# [Objective]
Go through the entries below and copy each line containing the word "percent".

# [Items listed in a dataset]
════

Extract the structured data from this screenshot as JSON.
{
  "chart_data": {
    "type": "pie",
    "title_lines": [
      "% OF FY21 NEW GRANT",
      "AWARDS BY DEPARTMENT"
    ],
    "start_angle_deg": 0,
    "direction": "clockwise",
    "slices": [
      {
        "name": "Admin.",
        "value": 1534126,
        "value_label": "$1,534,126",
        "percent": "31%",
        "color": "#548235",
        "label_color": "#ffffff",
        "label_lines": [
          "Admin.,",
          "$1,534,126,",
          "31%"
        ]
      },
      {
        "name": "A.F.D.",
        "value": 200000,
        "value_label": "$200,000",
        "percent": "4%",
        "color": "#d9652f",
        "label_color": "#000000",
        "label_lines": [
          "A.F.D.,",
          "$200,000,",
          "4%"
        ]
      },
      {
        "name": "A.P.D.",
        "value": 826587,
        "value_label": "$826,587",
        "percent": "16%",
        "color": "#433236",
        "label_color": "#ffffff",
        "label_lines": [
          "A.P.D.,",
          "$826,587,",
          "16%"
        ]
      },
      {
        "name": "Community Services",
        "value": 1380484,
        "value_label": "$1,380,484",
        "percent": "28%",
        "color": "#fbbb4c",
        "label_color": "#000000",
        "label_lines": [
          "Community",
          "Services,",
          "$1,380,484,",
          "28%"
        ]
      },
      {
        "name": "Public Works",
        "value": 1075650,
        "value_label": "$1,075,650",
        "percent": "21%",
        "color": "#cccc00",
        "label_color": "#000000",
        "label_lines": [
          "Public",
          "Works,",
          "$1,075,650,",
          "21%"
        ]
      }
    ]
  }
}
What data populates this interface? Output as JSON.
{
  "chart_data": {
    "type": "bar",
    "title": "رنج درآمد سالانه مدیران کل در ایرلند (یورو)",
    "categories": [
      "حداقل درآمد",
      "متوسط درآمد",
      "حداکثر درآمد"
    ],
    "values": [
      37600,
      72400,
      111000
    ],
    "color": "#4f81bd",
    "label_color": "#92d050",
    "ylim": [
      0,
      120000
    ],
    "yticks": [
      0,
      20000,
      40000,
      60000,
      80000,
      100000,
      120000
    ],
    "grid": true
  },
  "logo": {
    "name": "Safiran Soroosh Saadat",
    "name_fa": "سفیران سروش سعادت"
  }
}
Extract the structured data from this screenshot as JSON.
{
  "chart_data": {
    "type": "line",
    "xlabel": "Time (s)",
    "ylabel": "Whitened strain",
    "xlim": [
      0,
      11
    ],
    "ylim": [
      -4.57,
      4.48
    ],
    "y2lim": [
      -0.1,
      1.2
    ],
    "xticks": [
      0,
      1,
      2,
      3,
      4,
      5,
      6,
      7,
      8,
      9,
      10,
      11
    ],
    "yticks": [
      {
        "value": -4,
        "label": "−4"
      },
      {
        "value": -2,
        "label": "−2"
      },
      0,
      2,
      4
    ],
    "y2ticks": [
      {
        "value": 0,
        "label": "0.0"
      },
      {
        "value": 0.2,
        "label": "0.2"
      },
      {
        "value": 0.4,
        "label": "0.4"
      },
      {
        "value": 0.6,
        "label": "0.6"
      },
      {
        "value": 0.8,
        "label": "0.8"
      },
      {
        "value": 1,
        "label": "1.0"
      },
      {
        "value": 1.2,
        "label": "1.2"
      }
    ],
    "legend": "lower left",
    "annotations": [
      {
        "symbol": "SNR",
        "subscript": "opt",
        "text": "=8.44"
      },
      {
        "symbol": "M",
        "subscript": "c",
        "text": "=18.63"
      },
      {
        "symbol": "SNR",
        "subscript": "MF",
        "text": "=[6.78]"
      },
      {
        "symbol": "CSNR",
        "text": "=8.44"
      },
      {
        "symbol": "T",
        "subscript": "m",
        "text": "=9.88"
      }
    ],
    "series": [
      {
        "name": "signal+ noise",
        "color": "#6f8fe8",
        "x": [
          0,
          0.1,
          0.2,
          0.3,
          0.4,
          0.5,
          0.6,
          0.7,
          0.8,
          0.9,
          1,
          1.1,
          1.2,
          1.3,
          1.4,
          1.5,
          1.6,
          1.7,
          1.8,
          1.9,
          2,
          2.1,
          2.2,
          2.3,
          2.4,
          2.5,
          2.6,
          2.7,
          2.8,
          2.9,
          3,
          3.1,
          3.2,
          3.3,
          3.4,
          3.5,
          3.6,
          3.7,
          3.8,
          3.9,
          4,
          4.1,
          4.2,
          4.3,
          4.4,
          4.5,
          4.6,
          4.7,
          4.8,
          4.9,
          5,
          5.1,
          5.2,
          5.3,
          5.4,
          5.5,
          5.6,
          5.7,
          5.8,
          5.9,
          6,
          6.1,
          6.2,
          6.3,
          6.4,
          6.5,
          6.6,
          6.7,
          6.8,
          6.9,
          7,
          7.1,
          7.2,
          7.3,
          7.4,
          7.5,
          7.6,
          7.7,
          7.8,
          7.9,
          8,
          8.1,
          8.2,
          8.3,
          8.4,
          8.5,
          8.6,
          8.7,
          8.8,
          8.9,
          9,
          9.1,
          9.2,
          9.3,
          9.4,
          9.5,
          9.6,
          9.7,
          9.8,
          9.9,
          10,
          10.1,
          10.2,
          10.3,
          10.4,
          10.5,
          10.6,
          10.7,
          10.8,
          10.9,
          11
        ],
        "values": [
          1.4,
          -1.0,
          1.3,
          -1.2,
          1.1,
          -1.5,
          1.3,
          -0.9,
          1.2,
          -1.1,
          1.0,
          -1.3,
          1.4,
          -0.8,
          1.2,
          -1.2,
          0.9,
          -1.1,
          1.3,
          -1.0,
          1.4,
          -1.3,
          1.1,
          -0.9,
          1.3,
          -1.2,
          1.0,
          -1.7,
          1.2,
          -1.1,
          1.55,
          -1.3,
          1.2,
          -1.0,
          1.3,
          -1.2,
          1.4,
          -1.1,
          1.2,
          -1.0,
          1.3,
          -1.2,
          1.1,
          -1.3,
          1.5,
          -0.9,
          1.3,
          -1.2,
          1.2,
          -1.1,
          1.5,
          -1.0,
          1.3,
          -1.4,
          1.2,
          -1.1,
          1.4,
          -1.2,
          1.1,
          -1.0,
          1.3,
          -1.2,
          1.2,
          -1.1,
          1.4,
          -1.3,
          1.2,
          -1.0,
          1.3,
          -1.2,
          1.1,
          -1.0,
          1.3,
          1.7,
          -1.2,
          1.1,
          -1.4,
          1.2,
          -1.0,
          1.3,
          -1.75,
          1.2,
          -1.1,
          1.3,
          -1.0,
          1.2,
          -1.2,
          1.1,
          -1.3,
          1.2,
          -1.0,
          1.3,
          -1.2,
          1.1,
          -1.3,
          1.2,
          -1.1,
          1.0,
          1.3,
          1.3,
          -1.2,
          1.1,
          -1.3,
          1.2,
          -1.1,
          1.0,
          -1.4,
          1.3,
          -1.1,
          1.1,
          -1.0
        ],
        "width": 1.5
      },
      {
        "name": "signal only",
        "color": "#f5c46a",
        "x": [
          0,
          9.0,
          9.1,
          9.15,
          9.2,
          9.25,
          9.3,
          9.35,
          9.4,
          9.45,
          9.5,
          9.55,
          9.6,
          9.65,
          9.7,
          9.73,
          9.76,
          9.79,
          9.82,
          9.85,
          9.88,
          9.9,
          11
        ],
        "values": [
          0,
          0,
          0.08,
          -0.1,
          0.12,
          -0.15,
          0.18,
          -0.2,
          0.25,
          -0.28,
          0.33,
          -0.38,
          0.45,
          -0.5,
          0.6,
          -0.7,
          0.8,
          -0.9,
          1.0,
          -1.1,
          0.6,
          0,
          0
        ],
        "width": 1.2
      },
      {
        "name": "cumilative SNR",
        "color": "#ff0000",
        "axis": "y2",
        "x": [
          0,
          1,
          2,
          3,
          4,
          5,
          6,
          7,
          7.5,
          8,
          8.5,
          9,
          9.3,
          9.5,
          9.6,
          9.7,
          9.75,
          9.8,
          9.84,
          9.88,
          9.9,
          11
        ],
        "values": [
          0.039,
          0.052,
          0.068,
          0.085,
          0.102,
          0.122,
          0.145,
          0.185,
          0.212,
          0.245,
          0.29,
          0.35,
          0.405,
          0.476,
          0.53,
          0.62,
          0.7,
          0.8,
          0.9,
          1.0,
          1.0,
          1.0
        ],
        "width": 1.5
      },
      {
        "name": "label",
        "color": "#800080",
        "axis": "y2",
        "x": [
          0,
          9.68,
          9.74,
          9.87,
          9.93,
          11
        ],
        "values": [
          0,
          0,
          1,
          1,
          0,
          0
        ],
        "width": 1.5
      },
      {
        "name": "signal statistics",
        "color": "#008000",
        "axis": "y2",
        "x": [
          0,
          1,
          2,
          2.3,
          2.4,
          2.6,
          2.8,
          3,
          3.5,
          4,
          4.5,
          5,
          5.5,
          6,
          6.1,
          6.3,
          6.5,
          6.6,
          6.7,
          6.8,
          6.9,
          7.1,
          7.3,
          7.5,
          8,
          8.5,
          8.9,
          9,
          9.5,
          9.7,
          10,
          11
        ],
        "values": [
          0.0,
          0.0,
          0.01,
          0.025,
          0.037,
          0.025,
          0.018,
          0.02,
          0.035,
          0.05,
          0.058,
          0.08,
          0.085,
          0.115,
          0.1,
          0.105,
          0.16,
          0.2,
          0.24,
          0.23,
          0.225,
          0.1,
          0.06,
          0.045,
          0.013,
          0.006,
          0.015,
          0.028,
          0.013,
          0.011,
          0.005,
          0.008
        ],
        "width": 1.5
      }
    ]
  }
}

════

# [Task solution]
        "percent": "31%",
        "percent": "4%",
        "percent": "16%",
        "percent": "28%",
        "percent": "21%",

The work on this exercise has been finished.